Extracted data entries ->
## start

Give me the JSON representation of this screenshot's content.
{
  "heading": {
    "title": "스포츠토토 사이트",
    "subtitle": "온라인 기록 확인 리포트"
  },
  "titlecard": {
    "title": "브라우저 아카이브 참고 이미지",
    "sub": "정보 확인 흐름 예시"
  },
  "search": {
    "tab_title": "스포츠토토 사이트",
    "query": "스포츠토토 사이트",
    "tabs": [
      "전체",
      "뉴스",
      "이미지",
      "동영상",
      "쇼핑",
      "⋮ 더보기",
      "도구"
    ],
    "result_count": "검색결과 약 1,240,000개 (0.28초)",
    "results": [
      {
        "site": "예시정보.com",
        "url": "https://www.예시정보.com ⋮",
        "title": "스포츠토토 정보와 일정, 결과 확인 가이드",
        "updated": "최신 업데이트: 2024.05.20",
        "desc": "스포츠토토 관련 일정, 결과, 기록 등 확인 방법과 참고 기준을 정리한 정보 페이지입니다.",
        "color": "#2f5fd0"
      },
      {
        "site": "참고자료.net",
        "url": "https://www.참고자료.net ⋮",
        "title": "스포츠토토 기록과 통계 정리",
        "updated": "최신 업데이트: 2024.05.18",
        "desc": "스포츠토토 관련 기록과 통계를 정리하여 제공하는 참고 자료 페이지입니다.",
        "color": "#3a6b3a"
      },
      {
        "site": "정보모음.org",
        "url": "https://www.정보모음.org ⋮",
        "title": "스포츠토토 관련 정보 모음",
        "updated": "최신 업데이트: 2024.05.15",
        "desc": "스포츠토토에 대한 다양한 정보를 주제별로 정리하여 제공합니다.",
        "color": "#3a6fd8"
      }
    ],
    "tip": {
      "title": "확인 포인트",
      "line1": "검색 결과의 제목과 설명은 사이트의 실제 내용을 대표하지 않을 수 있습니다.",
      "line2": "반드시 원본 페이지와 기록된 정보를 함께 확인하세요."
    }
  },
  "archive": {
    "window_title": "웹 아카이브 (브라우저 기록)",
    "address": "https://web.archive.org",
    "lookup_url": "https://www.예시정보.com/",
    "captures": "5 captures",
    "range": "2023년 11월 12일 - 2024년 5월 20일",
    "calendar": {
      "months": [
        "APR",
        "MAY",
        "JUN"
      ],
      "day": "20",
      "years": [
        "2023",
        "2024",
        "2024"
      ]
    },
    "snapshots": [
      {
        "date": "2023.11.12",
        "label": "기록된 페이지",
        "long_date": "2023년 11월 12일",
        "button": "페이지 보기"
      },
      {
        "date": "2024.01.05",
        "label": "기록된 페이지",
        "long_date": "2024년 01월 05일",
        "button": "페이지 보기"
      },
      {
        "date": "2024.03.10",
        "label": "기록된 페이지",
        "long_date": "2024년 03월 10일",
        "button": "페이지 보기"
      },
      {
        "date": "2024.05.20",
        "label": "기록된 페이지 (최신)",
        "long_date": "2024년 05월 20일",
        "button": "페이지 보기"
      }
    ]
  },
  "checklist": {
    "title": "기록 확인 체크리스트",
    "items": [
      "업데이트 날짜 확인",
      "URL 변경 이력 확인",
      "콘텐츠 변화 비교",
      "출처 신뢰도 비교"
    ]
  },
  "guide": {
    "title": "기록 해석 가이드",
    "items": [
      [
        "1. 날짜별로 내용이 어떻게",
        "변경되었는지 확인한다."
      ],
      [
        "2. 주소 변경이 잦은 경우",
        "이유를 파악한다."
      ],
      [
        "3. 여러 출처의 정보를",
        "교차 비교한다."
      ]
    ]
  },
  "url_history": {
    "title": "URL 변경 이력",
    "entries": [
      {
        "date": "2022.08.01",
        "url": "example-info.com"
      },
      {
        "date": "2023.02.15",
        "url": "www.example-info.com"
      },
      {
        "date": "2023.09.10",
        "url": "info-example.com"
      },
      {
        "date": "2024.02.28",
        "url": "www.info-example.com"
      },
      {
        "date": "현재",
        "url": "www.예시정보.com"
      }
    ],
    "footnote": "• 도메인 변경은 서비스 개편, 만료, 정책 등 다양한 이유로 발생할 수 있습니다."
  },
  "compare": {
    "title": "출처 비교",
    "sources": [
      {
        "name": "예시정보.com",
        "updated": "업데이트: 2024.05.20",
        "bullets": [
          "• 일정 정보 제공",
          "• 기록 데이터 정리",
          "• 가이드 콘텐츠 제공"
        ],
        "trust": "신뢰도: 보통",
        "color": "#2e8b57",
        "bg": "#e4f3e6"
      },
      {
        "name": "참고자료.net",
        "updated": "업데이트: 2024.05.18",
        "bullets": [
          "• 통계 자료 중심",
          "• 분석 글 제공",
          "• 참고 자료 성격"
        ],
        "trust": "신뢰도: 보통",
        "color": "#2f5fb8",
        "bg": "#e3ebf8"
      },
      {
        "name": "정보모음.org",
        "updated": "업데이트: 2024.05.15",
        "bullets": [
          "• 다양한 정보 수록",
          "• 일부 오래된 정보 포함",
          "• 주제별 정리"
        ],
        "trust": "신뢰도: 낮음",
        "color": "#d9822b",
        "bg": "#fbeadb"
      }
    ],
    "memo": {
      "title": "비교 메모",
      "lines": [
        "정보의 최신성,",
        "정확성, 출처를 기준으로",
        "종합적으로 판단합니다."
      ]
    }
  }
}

## end

Directions for this task -> Sift the material for lines with the string "archive". Copy each one found.

Task result ->
  "archive": {
    "address": "https://web.archive.org",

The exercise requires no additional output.